• GOAL OF THE EXERCISE: All of the data needs to be repeated exactly.
[Start WORKING DATA]
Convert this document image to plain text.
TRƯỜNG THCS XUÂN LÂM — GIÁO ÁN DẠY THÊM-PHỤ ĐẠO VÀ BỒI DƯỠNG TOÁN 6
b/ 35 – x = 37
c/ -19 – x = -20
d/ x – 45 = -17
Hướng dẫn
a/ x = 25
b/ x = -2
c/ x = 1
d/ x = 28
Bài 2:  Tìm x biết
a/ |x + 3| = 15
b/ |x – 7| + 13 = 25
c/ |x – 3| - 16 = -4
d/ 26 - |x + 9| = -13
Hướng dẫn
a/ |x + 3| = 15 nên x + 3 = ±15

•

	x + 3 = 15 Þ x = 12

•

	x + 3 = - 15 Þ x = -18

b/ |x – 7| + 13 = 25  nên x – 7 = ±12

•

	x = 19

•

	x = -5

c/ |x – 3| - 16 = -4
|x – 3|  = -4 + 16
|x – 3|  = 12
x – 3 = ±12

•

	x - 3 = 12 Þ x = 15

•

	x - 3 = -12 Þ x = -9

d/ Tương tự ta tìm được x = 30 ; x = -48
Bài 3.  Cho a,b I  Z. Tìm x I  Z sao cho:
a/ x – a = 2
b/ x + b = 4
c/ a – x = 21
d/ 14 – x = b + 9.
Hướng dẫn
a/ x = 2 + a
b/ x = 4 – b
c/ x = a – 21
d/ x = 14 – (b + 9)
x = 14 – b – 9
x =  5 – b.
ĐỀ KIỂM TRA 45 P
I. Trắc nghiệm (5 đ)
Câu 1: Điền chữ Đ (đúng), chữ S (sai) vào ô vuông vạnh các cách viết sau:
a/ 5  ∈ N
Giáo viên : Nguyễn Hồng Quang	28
[End WORKING DATA]
• SOLUTION TO THIS TASK:
Convert this document image to plain text.
TRƯỜNG THCS XUÂN LÂM — GIÁO ÁN DẠY THÊM-PHỤ ĐẠO VÀ BỒI DƯỠNG TOÁN 6
b/ 35 – x = 37
c/ -19 – x = -20
d/ x – 45 = -17
Hướng dẫn
a/ x = 25
b/ x = -2
c/ x = 1
d/ x = 28
Bài 2:  Tìm x biết
a/ |x + 3| = 15
b/ |x – 7| + 13 = 25
c/ |x – 3| - 16 = -4
d/ 26 - |x + 9| = -13
Hướng dẫn
a/ |x + 3| = 15 nên x + 3 = ±15

•

	x + 3 = 15 Þ x = 12

•

	x + 3 = - 15 Þ x = -18

b/ |x – 7| + 13 = 25  nên x – 7 = ±12

•

	x = 19

•

	x = -5

c/ |x – 3| - 16 = -4
|x – 3|  = -4 + 16
|x – 3|  = 12
x – 3 = ±12

•

	x - 3 = 12 Þ x = 15

•

	x - 3 = -12 Þ x = -9

d/ Tương tự ta tìm được x = 30 ; x = -48
Bài 3.  Cho a,b I  Z. Tìm x I  Z sao cho:
a/ x – a = 2
b/ x + b = 4
c/ a – x = 21
d/ 14 – x = b + 9.
Hướng dẫn
a/ x = 2 + a
b/ x = 4 – b
c/ x = a – 21
d/ x = 14 – (b + 9)
x = 14 – b – 9
x =  5 – b.
ĐỀ KIỂM TRA 45 P
I. Trắc nghiệm (5 đ)
Câu 1: Điền chữ Đ (đúng), chữ S (sai) vào ô vuông vạnh các cách viết sau:
a/ 5  ∈ N
Giáo viên : Nguyễn Hồng Quang	28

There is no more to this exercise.